INSTRUCTION: Go through the listing and return every line with "Futon" in it.
# START OF DATASET RECORDS
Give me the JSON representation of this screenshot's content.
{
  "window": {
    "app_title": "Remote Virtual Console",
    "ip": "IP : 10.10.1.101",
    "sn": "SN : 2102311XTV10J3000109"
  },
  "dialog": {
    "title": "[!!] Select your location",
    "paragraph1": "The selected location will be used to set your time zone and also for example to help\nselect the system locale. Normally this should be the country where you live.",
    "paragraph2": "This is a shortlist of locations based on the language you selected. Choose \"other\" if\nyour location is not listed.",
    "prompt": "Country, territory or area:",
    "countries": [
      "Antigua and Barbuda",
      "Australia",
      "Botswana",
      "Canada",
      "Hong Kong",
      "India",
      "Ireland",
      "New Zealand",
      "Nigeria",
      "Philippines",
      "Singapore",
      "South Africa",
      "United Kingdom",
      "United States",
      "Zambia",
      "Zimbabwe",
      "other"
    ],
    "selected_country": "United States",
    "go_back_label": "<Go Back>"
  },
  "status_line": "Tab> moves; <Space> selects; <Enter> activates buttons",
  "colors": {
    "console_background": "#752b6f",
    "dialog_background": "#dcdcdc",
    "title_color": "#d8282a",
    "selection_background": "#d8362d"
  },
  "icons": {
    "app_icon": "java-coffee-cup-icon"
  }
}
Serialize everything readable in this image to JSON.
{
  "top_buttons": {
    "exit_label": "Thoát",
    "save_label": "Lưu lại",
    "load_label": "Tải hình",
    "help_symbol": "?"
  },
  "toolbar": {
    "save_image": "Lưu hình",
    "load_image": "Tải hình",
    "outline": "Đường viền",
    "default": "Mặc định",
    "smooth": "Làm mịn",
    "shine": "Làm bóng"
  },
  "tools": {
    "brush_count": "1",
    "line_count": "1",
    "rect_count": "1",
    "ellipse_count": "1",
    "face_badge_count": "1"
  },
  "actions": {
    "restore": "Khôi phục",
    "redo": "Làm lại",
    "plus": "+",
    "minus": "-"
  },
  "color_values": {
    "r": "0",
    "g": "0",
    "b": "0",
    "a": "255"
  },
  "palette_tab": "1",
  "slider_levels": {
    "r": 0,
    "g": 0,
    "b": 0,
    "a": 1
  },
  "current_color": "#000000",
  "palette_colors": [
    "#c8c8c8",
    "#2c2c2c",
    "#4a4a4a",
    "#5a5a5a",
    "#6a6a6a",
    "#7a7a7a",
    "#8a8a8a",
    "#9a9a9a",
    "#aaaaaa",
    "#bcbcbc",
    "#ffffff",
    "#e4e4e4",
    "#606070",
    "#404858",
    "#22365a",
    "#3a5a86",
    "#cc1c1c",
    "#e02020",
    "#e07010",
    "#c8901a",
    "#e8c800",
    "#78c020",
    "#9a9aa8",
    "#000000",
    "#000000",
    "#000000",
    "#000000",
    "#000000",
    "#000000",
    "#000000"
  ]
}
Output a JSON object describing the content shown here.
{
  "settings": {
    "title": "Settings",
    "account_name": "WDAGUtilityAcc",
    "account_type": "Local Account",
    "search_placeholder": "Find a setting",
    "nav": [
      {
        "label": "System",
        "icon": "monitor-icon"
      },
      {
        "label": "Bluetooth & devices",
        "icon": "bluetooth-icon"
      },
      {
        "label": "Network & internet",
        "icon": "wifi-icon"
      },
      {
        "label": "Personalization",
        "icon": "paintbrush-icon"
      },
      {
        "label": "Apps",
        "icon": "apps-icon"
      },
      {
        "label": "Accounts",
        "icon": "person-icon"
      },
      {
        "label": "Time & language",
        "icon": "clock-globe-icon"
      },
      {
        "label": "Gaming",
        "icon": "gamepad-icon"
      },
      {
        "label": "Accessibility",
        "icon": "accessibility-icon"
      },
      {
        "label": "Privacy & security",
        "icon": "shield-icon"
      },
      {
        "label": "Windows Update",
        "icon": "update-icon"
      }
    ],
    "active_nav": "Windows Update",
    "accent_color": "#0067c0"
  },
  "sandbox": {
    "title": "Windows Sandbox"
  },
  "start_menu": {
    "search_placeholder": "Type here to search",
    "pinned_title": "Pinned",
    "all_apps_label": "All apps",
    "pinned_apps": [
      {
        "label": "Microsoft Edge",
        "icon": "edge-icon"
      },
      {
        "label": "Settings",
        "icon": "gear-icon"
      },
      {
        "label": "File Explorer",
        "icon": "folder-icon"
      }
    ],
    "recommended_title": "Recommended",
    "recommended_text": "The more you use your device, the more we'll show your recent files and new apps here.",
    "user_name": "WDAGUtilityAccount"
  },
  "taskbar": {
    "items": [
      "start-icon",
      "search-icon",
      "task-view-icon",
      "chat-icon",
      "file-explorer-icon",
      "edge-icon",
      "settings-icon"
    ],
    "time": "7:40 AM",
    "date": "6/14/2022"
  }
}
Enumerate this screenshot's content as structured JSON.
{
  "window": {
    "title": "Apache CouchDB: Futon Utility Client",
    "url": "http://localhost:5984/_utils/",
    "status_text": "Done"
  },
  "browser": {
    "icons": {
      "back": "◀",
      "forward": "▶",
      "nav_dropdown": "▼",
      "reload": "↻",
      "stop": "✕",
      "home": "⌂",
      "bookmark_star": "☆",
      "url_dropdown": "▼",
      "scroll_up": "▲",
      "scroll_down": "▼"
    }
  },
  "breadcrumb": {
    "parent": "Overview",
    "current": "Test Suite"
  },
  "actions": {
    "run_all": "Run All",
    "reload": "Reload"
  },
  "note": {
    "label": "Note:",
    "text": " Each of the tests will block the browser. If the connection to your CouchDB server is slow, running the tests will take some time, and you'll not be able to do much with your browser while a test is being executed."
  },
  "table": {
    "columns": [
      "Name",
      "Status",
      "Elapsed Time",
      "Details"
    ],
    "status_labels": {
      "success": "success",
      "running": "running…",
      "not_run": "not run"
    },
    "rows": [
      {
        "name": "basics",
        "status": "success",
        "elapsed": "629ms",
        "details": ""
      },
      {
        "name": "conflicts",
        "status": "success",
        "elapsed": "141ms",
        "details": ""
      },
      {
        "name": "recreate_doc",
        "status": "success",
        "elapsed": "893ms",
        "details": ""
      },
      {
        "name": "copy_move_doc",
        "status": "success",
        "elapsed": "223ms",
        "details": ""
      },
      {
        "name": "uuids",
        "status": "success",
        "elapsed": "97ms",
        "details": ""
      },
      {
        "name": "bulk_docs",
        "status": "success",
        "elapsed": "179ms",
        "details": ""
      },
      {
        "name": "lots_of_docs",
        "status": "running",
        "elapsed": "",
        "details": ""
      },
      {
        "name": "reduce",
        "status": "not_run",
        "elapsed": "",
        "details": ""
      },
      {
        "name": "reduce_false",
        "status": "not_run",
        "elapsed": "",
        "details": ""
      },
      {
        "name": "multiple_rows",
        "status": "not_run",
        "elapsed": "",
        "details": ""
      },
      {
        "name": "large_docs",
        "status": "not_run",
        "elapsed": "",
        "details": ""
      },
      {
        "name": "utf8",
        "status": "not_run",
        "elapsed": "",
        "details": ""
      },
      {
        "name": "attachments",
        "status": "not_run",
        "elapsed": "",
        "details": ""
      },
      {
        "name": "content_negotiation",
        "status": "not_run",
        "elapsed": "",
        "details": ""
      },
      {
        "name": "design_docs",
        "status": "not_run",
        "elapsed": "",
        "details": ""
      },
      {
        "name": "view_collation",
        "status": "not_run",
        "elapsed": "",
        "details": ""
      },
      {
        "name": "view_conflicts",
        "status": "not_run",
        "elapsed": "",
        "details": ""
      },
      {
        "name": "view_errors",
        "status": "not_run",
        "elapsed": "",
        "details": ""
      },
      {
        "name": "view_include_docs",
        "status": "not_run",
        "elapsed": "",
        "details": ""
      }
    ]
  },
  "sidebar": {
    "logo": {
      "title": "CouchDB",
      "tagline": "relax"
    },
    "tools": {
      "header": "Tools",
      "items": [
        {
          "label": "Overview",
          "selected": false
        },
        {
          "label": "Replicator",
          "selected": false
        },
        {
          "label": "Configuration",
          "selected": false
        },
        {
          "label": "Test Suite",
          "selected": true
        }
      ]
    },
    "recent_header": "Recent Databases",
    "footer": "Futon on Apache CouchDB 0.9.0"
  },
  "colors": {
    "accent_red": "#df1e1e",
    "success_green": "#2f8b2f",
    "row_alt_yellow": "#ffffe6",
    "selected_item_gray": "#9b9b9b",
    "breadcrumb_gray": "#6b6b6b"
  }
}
# END OF DATASET RECORDS
THE ANSWER:
    "title": "Apache CouchDB: Futon Utility Client",
    "footer": "Futon on Apache CouchDB 0.9.0"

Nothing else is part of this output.